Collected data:
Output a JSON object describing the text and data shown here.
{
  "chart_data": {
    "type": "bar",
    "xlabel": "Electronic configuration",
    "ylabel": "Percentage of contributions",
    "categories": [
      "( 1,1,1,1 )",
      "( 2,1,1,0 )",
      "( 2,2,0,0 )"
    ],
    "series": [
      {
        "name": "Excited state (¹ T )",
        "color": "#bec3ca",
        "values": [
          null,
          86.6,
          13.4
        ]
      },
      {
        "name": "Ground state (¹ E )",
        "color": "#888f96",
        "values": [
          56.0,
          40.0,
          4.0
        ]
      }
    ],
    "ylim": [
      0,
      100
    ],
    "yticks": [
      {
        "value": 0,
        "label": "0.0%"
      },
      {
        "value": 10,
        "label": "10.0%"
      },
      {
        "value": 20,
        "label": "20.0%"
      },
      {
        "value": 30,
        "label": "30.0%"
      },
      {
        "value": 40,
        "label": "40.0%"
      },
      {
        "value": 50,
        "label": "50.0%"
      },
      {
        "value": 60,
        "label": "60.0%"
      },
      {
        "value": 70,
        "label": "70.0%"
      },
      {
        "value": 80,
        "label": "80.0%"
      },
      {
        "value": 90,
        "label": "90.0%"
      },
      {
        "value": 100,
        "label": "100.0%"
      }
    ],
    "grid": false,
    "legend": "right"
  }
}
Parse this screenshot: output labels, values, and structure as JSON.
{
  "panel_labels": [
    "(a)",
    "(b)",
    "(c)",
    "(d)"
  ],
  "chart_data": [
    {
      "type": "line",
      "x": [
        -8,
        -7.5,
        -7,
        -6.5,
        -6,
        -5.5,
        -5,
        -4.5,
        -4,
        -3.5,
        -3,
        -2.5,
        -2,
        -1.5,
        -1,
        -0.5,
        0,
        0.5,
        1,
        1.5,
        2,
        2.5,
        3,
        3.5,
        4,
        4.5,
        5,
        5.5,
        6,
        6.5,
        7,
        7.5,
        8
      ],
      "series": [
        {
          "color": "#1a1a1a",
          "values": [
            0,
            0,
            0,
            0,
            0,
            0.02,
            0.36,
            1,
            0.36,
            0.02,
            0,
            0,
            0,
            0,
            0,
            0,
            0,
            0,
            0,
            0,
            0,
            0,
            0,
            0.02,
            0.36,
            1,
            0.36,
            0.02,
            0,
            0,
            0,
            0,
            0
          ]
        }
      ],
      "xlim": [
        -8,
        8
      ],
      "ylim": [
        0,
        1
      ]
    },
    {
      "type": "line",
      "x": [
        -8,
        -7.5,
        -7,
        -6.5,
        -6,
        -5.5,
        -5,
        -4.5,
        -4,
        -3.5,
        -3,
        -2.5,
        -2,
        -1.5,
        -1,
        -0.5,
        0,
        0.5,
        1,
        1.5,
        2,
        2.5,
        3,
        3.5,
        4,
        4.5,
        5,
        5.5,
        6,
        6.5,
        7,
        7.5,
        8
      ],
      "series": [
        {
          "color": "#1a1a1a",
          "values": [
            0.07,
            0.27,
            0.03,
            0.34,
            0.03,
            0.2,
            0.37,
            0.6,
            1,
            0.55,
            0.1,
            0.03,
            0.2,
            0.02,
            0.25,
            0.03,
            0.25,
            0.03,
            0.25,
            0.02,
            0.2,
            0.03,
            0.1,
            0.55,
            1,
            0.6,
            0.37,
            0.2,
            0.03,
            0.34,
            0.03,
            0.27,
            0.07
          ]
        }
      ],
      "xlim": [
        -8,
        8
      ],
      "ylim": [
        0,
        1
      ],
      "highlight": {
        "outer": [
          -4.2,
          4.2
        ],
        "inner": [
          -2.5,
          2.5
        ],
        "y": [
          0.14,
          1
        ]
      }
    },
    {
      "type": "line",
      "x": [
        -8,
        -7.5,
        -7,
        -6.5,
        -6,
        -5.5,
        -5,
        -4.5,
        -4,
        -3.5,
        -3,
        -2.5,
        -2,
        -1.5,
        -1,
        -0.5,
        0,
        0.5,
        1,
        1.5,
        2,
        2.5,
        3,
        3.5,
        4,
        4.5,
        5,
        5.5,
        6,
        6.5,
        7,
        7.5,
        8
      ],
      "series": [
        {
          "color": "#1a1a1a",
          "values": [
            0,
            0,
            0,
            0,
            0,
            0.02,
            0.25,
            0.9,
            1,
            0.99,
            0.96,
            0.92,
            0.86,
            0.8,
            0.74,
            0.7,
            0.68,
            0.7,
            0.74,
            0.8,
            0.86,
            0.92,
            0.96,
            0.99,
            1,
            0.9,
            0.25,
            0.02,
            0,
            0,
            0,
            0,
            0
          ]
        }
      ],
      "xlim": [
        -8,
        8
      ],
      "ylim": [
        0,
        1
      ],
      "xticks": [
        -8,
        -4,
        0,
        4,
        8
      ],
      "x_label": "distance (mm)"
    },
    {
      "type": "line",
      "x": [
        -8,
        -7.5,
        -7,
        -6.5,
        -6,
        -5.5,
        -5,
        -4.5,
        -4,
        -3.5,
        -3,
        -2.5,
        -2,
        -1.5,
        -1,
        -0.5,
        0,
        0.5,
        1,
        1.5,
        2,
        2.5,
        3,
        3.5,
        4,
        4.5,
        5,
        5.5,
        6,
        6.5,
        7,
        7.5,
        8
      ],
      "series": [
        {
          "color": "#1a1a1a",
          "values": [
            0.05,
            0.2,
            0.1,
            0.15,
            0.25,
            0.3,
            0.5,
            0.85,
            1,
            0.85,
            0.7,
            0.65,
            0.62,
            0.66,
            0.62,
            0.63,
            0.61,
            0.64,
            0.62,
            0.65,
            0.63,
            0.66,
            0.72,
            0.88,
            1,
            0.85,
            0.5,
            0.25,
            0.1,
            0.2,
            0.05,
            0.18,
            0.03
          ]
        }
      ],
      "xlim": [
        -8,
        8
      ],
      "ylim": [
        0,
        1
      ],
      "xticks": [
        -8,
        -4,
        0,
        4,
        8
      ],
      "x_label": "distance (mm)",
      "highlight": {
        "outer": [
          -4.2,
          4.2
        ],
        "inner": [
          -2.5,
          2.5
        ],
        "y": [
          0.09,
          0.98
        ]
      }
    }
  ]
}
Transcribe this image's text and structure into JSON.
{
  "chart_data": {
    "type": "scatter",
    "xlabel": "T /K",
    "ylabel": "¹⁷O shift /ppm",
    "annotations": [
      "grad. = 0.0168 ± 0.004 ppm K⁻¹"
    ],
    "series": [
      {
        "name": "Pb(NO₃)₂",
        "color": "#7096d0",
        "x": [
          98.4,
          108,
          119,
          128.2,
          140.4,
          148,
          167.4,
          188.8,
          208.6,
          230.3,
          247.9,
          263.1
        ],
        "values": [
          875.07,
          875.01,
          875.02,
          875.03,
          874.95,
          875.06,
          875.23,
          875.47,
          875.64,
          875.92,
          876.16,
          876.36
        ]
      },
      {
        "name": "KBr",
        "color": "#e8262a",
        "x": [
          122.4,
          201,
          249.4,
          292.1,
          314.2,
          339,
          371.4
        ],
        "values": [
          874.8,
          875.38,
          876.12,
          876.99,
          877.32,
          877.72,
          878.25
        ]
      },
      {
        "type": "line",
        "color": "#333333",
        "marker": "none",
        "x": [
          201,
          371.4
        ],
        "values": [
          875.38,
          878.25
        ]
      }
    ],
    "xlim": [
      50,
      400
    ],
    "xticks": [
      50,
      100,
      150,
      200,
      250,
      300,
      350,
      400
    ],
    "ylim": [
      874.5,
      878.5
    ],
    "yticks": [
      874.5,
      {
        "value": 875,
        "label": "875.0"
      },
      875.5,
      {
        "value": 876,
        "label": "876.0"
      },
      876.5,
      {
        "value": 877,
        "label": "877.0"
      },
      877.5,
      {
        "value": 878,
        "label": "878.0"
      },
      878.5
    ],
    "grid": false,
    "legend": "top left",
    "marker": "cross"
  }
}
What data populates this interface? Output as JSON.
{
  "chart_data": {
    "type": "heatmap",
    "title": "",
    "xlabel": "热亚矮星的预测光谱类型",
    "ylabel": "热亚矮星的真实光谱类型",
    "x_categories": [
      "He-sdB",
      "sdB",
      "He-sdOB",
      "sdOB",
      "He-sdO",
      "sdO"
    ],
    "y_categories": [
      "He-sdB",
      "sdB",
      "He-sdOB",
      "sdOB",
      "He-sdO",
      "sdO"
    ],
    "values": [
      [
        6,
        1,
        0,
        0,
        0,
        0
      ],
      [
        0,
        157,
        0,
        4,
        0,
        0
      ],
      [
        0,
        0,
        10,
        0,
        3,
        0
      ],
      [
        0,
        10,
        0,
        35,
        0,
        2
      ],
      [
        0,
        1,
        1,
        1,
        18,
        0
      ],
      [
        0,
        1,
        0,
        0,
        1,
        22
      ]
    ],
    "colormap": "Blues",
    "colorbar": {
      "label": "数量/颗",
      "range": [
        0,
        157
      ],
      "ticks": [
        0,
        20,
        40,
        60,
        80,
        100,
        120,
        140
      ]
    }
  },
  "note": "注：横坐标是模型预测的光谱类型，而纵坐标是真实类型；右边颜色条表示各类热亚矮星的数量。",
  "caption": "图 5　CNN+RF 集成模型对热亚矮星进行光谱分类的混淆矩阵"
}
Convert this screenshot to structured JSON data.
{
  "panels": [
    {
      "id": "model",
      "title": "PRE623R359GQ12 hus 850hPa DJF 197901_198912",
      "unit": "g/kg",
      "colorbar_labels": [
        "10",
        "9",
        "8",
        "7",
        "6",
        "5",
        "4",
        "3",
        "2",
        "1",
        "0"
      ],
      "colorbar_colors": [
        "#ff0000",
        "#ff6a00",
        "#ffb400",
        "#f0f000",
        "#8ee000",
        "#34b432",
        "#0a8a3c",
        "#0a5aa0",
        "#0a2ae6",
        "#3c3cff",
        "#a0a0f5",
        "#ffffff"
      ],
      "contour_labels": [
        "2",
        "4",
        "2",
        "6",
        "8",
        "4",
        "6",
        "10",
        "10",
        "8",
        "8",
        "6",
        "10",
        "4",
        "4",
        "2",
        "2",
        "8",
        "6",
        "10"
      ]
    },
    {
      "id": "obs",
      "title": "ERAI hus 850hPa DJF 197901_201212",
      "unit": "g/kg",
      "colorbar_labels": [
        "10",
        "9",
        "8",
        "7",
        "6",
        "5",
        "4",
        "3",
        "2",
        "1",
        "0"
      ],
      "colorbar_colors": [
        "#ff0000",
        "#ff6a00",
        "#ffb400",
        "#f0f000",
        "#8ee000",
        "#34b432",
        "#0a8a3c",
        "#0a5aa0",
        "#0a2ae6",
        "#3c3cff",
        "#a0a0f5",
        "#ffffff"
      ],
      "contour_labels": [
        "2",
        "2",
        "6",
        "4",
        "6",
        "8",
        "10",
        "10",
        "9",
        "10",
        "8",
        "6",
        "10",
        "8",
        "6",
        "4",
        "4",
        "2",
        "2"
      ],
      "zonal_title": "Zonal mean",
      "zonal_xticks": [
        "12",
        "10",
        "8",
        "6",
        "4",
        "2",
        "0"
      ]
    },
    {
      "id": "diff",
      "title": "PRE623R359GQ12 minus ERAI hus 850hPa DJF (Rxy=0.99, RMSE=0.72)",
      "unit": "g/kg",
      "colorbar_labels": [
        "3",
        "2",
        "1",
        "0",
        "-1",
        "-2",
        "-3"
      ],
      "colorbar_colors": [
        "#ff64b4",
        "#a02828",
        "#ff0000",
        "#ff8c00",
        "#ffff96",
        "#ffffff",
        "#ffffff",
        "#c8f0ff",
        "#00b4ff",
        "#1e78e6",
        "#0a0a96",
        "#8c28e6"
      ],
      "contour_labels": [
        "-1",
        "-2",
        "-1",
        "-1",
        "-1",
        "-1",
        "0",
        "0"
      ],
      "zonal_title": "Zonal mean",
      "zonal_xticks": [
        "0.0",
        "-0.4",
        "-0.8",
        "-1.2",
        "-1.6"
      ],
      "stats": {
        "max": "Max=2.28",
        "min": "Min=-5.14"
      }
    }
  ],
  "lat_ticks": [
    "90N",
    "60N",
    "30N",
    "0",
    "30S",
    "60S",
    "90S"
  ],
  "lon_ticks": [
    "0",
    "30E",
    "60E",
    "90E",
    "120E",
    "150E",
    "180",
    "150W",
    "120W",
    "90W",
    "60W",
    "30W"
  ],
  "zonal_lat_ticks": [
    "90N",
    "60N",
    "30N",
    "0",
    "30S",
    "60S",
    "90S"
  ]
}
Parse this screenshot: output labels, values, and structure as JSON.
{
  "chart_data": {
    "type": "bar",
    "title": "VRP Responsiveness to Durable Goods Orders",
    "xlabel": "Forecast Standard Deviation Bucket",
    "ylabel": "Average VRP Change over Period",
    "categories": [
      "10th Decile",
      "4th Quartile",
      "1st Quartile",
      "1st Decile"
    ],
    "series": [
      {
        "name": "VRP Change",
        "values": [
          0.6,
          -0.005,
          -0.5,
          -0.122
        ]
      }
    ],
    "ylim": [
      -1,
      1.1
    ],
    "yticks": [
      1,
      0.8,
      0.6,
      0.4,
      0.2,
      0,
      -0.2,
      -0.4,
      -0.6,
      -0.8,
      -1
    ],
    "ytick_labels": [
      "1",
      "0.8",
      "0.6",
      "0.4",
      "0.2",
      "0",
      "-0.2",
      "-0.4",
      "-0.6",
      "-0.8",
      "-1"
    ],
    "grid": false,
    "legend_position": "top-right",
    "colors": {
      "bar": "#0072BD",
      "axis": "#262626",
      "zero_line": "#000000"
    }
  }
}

== Task statement ==
From the listing above, return each line with the word "xlabel".

== Exercise output ==
    "xlabel": "Electronic configuration",
    "xlabel": "T /K",
    "xlabel": "热亚矮星的预测光谱类型",
    "xlabel": "Forecast Standard Deviation Bucket",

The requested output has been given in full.